* What is asked *
Every line that contains the word "пункте" should be copied.

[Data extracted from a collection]

════════

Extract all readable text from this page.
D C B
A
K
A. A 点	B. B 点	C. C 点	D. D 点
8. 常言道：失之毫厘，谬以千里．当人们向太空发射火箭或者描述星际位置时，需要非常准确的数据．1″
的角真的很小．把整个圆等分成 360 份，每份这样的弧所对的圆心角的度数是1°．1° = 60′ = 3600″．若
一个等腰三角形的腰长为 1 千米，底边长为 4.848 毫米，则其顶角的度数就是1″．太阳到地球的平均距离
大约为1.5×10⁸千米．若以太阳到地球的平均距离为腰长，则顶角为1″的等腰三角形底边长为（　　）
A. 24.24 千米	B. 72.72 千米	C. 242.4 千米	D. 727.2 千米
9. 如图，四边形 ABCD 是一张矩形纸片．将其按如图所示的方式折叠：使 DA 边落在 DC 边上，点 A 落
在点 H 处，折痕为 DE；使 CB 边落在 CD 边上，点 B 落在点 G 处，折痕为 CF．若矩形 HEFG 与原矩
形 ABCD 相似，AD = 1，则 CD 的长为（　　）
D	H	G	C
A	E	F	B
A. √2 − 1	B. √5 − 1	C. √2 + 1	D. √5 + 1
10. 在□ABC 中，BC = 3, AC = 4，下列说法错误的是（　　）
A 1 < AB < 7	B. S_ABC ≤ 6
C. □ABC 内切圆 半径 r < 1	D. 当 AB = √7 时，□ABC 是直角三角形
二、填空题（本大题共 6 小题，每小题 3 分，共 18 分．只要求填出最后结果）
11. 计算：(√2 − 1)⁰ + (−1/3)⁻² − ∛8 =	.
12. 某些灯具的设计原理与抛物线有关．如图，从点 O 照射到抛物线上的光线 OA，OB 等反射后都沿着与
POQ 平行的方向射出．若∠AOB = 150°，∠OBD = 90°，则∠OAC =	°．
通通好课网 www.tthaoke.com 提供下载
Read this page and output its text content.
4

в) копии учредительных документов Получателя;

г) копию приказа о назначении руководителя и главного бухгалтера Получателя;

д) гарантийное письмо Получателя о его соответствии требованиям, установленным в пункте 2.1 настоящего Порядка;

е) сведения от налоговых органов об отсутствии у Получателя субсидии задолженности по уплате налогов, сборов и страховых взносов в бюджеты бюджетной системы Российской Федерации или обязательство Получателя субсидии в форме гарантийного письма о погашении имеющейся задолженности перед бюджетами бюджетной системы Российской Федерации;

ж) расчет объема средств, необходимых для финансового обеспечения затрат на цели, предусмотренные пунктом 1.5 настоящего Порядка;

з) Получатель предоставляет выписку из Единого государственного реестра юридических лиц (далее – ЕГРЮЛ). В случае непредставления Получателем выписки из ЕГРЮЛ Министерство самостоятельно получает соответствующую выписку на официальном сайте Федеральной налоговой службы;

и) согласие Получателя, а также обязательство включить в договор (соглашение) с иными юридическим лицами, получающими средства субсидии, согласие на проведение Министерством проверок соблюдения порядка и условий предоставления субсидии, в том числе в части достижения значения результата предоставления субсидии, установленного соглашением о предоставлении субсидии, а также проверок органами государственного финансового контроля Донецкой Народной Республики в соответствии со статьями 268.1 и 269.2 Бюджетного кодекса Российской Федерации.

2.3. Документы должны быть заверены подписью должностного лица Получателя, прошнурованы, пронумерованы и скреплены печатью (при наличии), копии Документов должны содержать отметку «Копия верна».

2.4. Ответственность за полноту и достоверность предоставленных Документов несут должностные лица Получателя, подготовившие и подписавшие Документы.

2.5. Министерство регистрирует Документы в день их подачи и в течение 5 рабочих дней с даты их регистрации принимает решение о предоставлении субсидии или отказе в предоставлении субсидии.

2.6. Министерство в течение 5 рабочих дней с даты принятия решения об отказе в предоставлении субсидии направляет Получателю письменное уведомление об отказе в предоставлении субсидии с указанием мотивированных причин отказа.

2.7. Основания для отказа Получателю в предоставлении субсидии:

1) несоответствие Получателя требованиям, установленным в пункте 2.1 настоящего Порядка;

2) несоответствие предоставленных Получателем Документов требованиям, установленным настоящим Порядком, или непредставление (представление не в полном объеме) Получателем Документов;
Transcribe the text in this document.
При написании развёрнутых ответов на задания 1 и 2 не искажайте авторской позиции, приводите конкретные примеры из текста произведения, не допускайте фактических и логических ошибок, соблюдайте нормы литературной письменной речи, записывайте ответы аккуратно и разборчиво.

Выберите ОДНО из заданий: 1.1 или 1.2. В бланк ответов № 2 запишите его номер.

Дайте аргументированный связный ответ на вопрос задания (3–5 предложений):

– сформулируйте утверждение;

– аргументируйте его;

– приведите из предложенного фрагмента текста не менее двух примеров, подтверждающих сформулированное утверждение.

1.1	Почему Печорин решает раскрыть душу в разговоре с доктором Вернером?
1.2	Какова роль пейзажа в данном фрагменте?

════════

* The reply *
д) гарантийное письмо Получателя о его соответствии требованиям, установленным в пункте 2.1 настоящего Порядка;
1) несоответствие Получателя требованиям, установленным в пункте 2.1 настоящего Порядка;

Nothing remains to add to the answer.